→ Qué se pide:
1. En el texto sobre el idealismo de Peirce, ¿qué es la materia según el idealismo objetivo?
2. Reescribe un tramo del texto sobre el idealismo de Peirce y pon "idealismo absoluto" donde dice "idealismo objetivo". Empieza en las palabras que contienen "En un sentido" y termina después de "del idealismo objetivo.".
3. Prosigue, por favor, el texto sobre el idealismo de Peirce a partir de su última oración.
====== Pasaje proporcionado ======
Más allá de cualquier cognición, existe una realidad desconocida pero cognoscible; pero más allá de toda cognición posible, solo existe lo autocontradictorio. En resumen, la cognoscibilidad (en su sentido más amplio) y el ser no son meramente iguales metafísicamente, sino que son términos sinónimos. (Peirce, 2012, p. 65)

En este fragmento la consideración de lo cognoscible y el ser como equivalentes metafísicamente puede dar lugar a una lectura que, si bien no es por sí misma incompatible con una postura realista, es lo suficientemente llamativa por su tono idealista. De acuerdo con esta, se puede ver la asimilación final entre cognoscibilidad y ser. Podría hablarse de una especie de reducción del ser a lo cognoscible y, en esta vía, de lo real al pensamiento.

En un sentido similar, años después, en el primero de sus trabajos de la serie de The Monist, Peirce hace declaraciones que mantienen y, si se quiere, acentúan un idealismo de este tipo. Por ejemplo, de acuerdo con el idealismo objetivo, el cual reconoce como la única teoría inteligible del universo, “la materia es mente desvirtuada, convirtiéndose los hábitos inveterados en leyes físicas” (Peirce, 1891, párr. 24). Su compromiso con una teoría de este tipo permite suponer la aceptación de un idealismo que tiene que ver con la forma de ser de la realidad y no solo con la forma en la que se accede a ella. La conclusión de que, entonces, Peirce puede clasificarse como un idealista en sentido metafísico está respaldada fundamentalmente por su aceptación explícita del idealismo objetivo.
====== Información proporcionada ======
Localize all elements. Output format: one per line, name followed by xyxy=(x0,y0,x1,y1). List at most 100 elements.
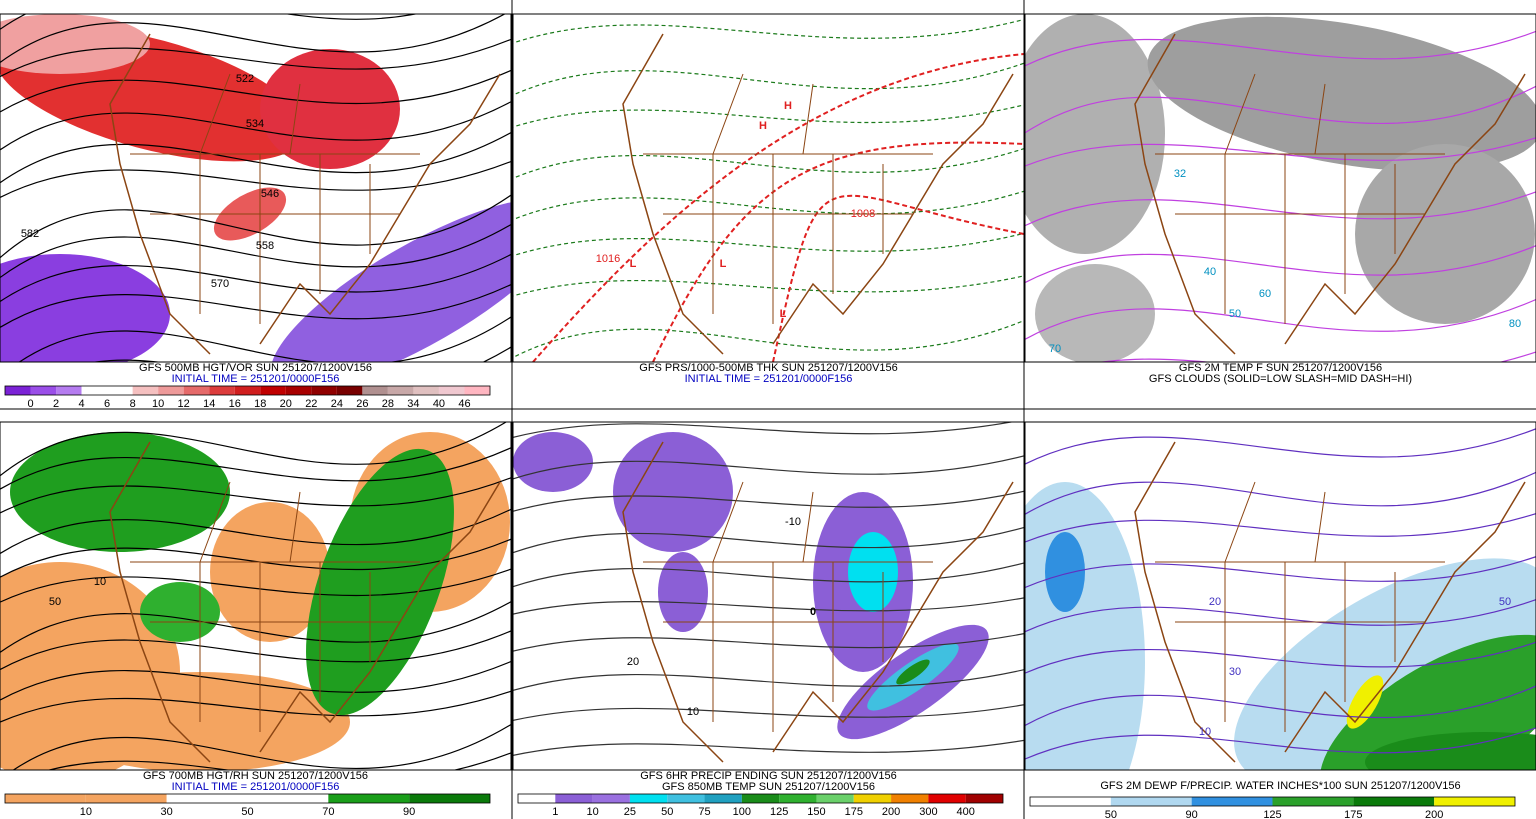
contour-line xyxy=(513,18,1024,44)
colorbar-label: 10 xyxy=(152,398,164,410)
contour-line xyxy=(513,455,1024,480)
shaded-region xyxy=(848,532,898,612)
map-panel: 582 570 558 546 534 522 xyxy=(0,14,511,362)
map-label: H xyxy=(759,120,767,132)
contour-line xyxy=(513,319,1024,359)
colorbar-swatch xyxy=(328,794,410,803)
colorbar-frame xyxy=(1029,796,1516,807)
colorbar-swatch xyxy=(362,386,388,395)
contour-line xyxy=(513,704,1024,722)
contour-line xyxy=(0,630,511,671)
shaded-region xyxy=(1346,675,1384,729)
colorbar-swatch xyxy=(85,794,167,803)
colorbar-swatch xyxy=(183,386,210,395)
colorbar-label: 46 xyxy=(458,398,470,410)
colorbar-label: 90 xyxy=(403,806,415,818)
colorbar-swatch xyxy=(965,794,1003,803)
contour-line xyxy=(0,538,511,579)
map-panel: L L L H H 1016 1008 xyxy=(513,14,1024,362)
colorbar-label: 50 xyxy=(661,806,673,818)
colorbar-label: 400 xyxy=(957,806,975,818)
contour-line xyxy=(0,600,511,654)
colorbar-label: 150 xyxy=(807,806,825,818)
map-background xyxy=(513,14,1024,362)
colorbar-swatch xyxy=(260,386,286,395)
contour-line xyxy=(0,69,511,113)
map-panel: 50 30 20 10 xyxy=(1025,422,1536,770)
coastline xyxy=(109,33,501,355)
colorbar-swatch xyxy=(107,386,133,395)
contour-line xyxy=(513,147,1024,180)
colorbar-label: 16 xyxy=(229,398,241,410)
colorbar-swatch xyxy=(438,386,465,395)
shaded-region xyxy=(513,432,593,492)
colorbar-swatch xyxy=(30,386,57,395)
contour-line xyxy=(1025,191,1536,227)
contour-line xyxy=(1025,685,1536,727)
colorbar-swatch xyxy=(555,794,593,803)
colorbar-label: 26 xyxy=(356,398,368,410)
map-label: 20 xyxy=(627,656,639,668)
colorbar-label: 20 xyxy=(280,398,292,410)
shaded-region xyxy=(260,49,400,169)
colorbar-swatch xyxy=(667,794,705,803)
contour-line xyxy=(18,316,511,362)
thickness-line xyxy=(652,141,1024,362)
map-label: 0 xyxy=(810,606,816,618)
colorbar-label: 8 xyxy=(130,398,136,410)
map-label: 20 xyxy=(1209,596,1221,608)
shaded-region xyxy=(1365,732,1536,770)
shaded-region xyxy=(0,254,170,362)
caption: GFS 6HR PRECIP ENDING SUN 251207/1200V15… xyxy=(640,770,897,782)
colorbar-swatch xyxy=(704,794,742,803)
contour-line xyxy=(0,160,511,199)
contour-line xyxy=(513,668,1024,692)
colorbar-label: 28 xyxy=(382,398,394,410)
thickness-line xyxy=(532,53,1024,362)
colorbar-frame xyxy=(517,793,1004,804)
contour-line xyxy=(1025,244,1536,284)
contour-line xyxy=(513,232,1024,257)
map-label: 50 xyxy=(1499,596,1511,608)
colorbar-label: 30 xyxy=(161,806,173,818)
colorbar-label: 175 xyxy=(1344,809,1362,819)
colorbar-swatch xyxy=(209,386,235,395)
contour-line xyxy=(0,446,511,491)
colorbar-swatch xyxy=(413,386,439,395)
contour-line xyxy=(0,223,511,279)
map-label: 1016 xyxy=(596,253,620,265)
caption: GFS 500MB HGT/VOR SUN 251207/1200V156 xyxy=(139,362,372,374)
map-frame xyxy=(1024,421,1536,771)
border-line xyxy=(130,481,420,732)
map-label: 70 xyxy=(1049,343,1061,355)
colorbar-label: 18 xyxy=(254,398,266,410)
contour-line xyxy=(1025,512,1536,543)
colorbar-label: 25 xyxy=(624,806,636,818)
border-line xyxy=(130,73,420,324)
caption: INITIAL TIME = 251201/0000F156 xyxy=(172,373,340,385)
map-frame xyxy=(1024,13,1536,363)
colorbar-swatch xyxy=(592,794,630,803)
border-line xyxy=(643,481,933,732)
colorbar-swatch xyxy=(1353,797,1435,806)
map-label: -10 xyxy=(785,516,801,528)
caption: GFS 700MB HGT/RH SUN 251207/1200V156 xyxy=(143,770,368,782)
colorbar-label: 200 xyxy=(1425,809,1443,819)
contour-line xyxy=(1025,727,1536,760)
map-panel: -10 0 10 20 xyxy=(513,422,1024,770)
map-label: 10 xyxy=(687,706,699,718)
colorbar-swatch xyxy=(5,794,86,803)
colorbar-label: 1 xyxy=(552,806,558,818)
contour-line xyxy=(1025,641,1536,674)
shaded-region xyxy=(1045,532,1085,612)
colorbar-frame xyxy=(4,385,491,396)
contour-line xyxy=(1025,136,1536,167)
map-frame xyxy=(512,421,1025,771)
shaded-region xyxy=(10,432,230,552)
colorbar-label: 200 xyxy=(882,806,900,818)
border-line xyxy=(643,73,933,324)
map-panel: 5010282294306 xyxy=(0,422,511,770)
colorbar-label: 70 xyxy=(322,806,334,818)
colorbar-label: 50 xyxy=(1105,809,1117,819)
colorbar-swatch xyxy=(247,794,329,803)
======
====== Información proporcionada ======
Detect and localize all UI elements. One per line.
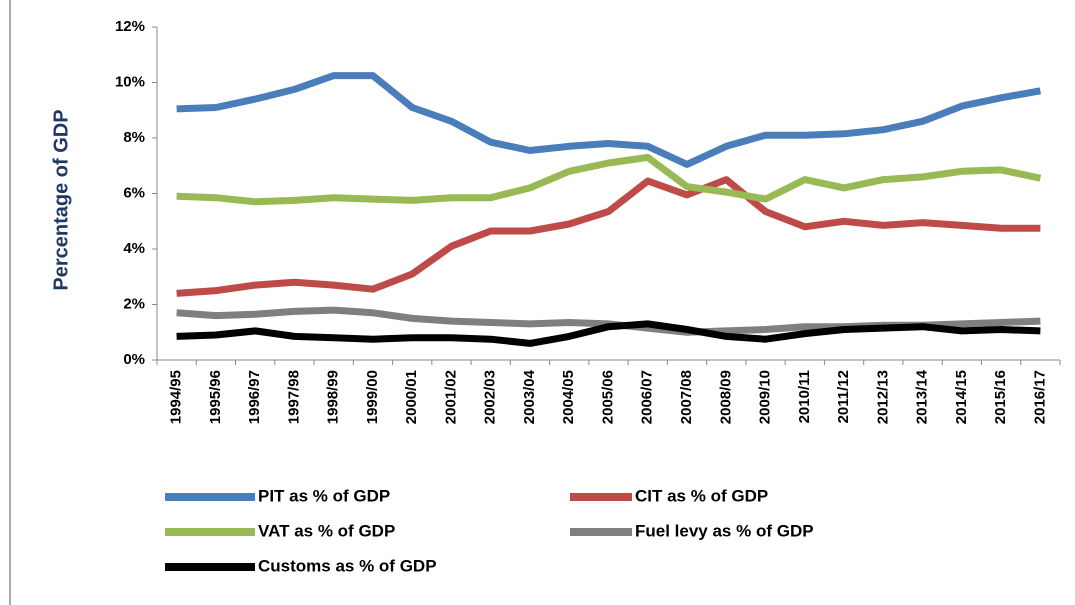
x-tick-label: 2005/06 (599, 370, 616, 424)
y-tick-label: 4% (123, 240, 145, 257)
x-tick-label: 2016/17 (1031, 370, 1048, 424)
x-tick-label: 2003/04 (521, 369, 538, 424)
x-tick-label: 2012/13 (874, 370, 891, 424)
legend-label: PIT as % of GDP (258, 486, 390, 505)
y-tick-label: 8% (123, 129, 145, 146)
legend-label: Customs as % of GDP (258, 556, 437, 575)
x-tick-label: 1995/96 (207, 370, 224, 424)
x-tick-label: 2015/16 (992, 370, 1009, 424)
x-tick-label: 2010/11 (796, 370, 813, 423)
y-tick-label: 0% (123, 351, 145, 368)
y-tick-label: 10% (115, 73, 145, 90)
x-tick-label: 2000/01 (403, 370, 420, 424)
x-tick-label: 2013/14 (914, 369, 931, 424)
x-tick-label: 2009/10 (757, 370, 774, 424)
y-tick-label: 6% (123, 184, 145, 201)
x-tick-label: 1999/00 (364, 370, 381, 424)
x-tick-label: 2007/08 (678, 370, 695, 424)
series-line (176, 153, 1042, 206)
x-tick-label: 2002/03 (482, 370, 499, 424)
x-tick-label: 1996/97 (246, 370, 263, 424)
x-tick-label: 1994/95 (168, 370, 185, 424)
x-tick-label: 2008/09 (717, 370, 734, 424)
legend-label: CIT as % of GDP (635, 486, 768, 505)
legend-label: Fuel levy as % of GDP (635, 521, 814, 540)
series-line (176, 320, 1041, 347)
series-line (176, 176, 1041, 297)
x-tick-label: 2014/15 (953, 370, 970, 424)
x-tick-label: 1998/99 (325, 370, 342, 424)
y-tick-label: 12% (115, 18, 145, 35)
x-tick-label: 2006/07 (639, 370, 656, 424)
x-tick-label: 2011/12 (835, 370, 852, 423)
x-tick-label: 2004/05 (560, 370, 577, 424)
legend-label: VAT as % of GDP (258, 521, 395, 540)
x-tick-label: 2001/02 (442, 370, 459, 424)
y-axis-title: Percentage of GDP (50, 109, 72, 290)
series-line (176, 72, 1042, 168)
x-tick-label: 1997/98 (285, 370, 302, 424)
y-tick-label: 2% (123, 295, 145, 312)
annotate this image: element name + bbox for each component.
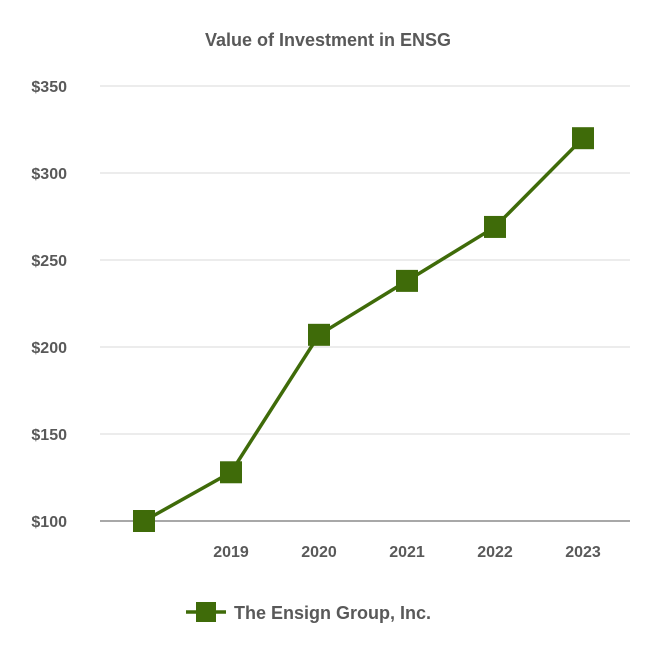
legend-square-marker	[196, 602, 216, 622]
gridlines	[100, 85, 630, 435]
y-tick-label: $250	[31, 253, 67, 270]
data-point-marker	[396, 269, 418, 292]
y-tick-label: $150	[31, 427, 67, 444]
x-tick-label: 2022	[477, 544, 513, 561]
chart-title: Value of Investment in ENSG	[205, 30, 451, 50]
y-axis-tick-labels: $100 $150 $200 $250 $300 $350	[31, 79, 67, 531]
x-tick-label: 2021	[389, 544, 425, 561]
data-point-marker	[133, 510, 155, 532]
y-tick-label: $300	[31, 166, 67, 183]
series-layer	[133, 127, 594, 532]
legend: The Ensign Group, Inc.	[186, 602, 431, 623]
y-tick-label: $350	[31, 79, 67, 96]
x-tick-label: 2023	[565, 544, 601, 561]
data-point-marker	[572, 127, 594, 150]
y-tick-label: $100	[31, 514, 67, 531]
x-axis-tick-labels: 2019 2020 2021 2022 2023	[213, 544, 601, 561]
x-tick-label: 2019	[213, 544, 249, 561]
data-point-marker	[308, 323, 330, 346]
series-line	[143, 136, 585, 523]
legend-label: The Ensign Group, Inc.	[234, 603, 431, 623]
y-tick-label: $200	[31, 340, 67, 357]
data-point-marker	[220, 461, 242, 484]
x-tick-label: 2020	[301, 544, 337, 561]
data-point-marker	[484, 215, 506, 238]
======
====== Información proporcionada ======
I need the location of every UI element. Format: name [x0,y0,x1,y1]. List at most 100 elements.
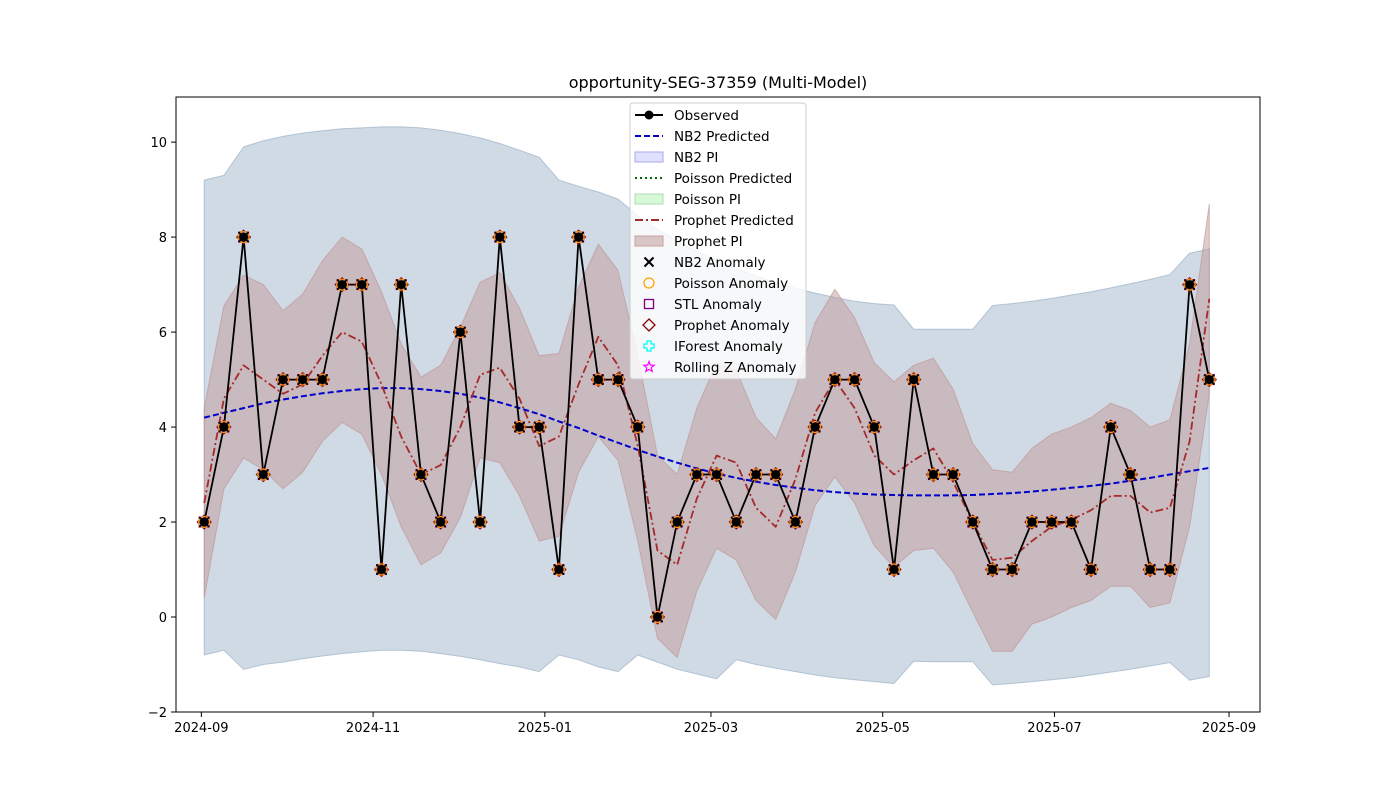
======
→ Respuestas en orden:
1. Es mente desvirtuada.

2.
En un sentido similar, años después, en el primero de sus trabajos de la serie de The Monist, Peirce hace declaraciones que mantienen y, si se quiere, acentúan un idealismo de este tipo. Por ejemplo, de acuerdo con el idealismo absoluto, el cual reconoce como la única teoría inteligible del universo, “la materia es mente desvirtuada, convirtiéndose los hábitos inveterados en leyes físicas” (Peirce, 1891, párr. 24). Su compromiso con una teoría de este tipo permite suponer la aceptación de un idealismo que tiene que ver con la forma de ser de la realidad y no solo con la forma en la que se accede a ella. La conclusión de que, entonces, Peirce puede clasificarse como un idealista en sentido metafísico está respaldada fundamentalmente por su aceptación explícita del idealismo absoluto.

3.
Más allá de estos rastros idealistas, Hausman (1997) considera tres razones por las cuales se debería evitar asumir sin más esta lectura[2]. La primera tiene que ver con el hecho de que, a pesar de que no podría decirse que Peirce es materialista, la misma expresión básica del idealismo objetivo muestra a la materia como parte del universo peirceano; la segunda está relacionada con la idea de que la aceptación de esa teoría como la única teoría inteligible del universo no implica que ella agote todo lo inteligible. Con lo cual, se podría retomar la senda del realismo ontológico en su sentido más básico.

La tercera razón aducida por Hausman es que existe la posibilidad de que el propio punto de vista de Peirce fuera una versión muy peculiar del idealismo objetivo. Hausman apoya esta idea en el hecho de que Peirce identifica su pragmatismo como idealismo condicional. Este idealismo es de carácter epistemológico, por lo que tiene más que ver con el resultado de nuestro acceso a la realidad vía investigación que con la forma de ser de lo real. De acuerdo con el idealismo condicional, el resultado predestinado u opinión final de la investigación en el largo plazo excluye un resultado real predestinado o una opinión final real. Peirce sostiene que “[...] la independencia de la verdad de las opiniones individuales es debida (hasta donde hay alguna “verdad”) a que es el resultado predestinado al que una investigación suficiente finalmente conduciría” (Peirce, 1907, párr. 53). De acuerdo con la interpretación de Hausman (1997, p. 149), el énfasis condicional que indica al decir que conduciría es la que dota de condicionalidad su idealismo. ¿Es entonces Peirce, más allá de su realismo ontológico, un idealista epistemológico?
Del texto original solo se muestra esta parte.